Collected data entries
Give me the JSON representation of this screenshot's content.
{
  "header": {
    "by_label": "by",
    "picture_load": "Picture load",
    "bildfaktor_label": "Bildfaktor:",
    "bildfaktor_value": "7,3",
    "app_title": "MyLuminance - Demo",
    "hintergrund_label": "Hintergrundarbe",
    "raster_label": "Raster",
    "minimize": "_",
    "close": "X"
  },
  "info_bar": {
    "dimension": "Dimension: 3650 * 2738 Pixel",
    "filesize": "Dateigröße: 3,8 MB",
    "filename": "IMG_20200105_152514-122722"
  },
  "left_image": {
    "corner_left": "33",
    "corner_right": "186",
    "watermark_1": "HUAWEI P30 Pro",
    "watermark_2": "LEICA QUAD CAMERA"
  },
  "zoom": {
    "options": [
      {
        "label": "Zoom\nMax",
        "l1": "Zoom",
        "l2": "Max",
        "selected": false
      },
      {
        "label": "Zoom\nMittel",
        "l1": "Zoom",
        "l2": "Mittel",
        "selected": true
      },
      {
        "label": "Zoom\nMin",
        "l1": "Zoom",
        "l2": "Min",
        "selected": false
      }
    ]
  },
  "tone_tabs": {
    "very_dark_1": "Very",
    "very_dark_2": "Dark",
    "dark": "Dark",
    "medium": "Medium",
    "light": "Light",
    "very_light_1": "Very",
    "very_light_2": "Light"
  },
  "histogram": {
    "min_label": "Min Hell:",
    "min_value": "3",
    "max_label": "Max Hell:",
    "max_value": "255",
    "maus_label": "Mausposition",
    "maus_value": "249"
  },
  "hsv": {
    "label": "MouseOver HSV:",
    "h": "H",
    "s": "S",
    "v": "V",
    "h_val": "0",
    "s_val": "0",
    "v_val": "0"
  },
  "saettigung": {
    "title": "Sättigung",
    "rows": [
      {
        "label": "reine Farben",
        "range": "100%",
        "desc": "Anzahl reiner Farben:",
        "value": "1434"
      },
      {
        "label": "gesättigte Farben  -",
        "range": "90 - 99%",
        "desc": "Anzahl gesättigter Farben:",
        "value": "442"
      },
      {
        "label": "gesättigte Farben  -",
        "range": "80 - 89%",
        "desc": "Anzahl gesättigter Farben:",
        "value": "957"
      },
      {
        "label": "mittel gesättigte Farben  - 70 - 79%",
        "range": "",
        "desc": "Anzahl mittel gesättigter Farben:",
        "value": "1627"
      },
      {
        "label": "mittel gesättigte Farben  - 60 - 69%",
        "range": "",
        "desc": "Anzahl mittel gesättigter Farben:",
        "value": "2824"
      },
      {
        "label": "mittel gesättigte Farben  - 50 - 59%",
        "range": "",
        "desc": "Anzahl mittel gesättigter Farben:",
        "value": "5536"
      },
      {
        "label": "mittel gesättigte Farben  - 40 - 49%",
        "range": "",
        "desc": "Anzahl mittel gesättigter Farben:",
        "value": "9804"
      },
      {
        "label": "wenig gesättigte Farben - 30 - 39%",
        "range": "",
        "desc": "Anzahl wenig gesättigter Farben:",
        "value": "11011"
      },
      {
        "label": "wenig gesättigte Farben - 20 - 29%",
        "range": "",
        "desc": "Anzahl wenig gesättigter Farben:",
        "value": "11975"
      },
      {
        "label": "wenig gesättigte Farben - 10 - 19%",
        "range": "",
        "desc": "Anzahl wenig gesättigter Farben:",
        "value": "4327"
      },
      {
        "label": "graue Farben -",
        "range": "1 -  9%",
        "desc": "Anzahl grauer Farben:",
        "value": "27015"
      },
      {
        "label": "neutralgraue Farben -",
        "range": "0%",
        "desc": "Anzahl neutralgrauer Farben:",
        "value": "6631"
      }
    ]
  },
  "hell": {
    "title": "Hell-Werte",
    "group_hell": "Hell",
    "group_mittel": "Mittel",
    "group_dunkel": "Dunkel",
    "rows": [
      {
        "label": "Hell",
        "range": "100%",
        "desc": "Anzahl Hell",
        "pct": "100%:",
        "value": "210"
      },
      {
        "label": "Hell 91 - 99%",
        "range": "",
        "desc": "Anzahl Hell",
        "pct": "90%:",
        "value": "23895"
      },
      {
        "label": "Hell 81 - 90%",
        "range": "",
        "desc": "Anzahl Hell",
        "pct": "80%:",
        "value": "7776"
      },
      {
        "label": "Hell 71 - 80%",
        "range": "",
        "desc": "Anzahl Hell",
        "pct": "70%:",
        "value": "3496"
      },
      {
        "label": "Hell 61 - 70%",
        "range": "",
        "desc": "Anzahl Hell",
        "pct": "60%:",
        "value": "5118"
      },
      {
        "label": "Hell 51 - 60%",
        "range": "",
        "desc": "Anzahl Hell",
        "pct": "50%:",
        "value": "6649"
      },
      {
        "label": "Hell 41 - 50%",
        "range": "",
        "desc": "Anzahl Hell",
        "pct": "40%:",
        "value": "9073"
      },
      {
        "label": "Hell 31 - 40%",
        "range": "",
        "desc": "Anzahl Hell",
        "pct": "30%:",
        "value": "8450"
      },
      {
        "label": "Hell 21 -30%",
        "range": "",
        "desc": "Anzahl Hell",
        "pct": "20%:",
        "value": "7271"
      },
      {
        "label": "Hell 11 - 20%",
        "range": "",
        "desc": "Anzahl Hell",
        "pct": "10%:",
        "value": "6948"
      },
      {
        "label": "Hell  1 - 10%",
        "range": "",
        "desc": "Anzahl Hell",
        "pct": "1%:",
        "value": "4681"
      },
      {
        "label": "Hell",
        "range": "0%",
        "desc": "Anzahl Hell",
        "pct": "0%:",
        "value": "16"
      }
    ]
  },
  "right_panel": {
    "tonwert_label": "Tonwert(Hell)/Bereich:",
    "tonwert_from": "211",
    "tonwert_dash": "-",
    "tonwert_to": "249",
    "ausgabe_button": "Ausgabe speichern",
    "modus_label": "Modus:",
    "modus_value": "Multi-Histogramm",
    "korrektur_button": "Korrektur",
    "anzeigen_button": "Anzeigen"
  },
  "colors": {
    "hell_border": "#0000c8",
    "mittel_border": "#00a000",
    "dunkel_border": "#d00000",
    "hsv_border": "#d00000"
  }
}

==

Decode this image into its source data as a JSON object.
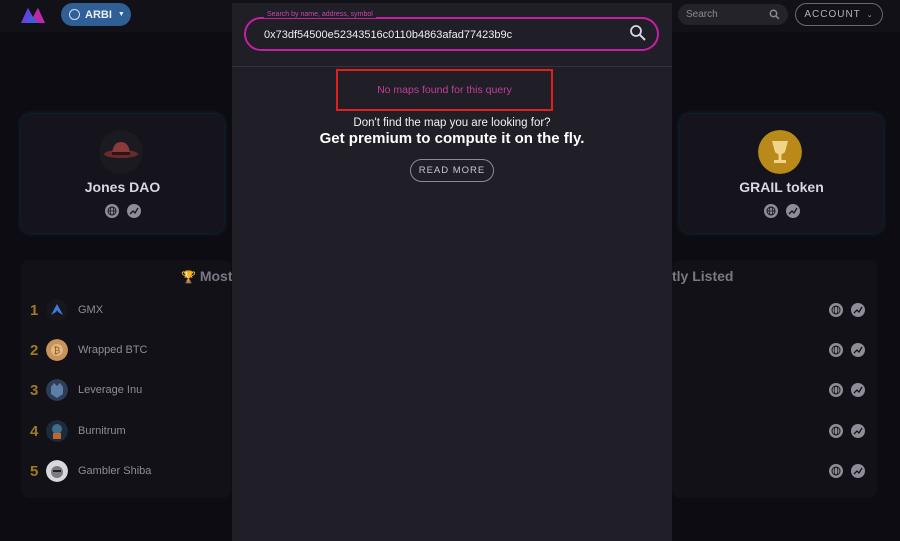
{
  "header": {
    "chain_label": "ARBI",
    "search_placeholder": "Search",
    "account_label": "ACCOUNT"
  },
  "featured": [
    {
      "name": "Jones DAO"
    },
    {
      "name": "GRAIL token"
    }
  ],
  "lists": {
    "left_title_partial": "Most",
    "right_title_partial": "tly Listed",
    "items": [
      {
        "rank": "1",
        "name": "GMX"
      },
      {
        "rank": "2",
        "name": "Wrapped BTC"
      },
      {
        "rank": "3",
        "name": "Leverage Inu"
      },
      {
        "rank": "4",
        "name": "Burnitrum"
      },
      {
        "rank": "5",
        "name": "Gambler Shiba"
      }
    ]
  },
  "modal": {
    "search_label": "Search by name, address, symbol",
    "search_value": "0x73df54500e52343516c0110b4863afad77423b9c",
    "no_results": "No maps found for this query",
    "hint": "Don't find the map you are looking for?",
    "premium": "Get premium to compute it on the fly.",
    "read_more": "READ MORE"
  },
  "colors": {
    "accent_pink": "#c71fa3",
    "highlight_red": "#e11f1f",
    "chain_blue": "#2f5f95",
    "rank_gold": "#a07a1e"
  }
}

* * *

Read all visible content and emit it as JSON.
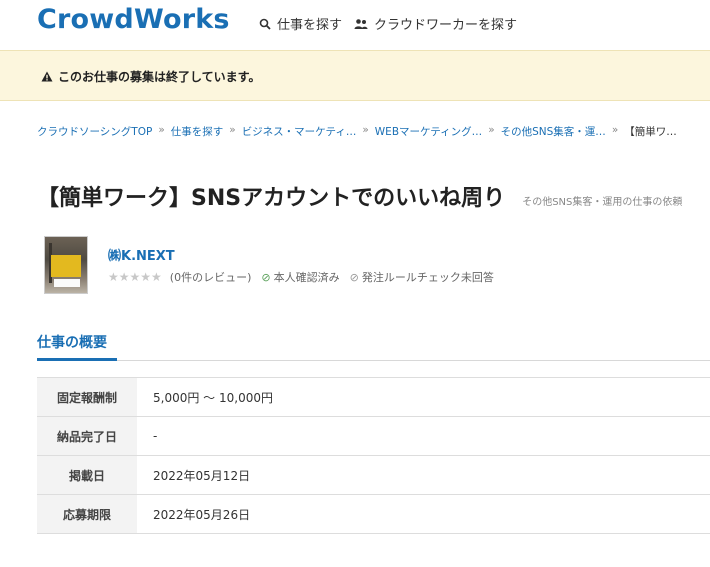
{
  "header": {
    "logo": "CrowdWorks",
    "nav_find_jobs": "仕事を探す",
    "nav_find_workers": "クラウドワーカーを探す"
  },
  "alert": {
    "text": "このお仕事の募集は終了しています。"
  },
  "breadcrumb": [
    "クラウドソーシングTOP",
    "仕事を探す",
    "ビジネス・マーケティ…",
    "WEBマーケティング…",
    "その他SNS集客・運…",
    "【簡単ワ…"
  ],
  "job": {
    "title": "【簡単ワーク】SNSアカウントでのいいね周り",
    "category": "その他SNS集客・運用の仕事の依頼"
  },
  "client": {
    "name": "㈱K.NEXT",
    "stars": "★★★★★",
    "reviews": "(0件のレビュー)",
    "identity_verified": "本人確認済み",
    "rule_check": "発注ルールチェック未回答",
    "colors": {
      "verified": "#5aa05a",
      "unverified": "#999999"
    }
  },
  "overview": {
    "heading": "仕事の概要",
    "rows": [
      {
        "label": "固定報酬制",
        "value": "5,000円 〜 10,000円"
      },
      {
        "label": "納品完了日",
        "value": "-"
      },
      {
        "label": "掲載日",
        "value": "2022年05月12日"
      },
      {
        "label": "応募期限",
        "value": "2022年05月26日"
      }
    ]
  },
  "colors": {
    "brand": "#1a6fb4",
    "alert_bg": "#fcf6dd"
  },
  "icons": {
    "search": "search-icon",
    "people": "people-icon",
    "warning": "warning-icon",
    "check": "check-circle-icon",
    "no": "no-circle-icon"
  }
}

_Prompt_
Count the lines above that contain the word "content", and give only that number.

_Final result_
2